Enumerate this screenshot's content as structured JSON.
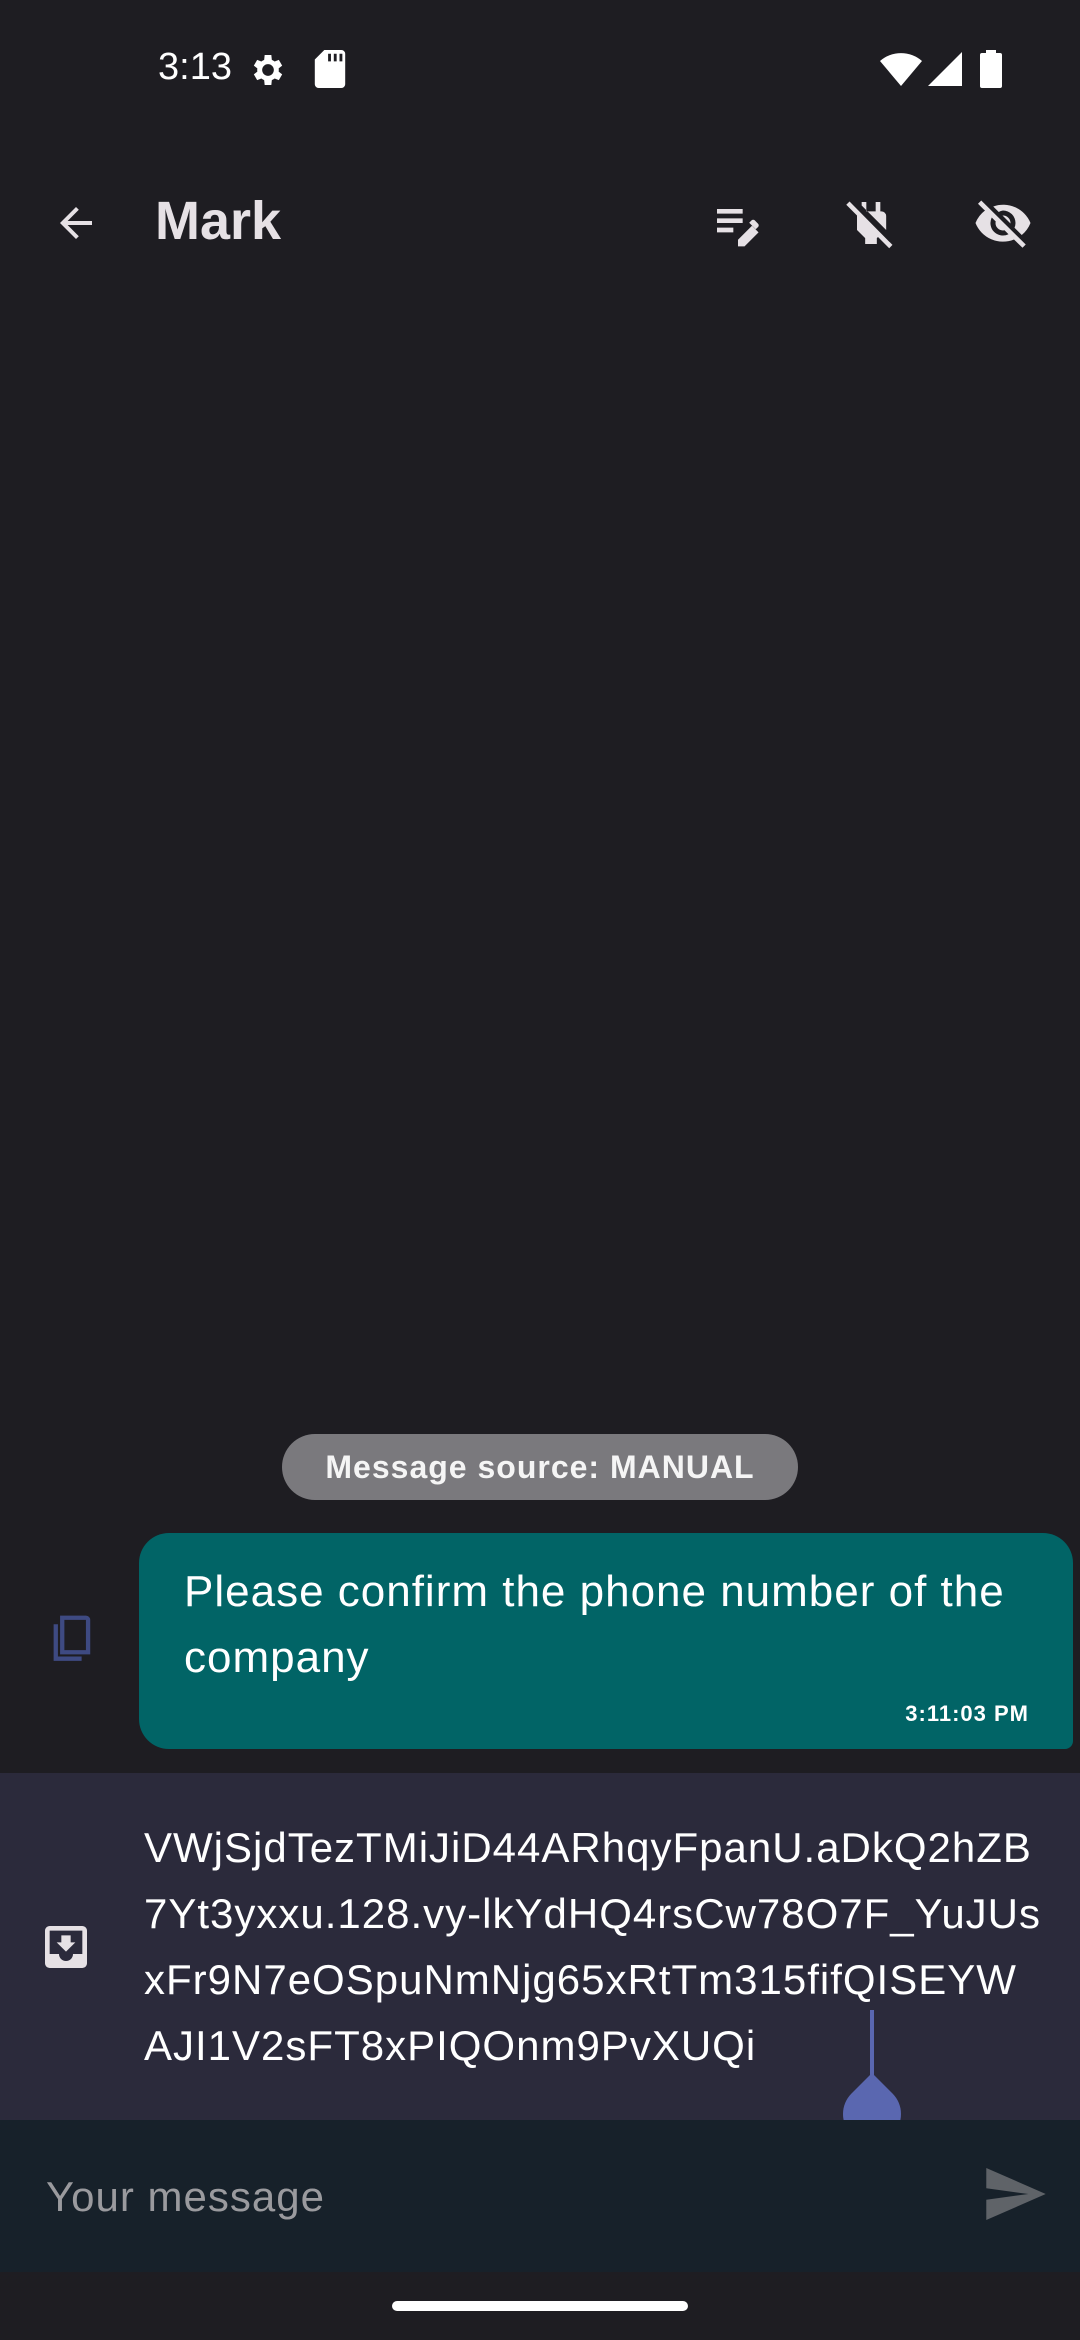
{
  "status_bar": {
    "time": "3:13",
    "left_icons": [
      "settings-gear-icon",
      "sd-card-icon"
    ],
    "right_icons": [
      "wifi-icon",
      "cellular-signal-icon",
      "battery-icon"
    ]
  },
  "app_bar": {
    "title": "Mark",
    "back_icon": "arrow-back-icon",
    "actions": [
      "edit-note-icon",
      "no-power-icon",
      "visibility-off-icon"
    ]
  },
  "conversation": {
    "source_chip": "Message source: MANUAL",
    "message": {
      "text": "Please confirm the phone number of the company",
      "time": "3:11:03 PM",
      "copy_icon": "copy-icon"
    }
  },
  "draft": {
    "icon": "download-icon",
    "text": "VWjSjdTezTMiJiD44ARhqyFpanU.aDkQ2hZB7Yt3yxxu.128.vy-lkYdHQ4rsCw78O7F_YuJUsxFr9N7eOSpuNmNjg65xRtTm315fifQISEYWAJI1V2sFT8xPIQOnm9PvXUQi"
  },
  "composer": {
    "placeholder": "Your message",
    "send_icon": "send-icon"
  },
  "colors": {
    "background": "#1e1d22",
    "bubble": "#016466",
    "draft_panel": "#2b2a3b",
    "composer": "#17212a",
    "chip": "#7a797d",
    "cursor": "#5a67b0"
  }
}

_Work required_: Transcribe the listing above verbatim. Omit the pictures.

_Exercise result_:
Enumerate this screenshot's content as structured JSON.
{
  "status_bar": {
    "time": "3:13",
    "left_icons": [
      "settings-gear-icon",
      "sd-card-icon"
    ],
    "right_icons": [
      "wifi-icon",
      "cellular-signal-icon",
      "battery-icon"
    ]
  },
  "app_bar": {
    "title": "Mark",
    "back_icon": "arrow-back-icon",
    "actions": [
      "edit-note-icon",
      "no-power-icon",
      "visibility-off-icon"
    ]
  },
  "conversation": {
    "source_chip": "Message source: MANUAL",
    "message": {
      "text": "Please confirm the phone number of the company",
      "time": "3:11:03 PM",
      "copy_icon": "copy-icon"
    }
  },
  "draft": {
    "icon": "download-icon",
    "text": "VWjSjdTezTMiJiD44ARhqyFpanU.aDkQ2hZB7Yt3yxxu.128.vy-lkYdHQ4rsCw78O7F_YuJUsxFr9N7eOSpuNmNjg65xRtTm315fifQISEYWAJI1V2sFT8xPIQOnm9PvXUQi"
  },
  "composer": {
    "placeholder": "Your message",
    "send_icon": "send-icon"
  },
  "colors": {
    "background": "#1e1d22",
    "bubble": "#016466",
    "draft_panel": "#2b2a3b",
    "composer": "#17212a",
    "chip": "#7a797d",
    "cursor": "#5a67b0"
  }
}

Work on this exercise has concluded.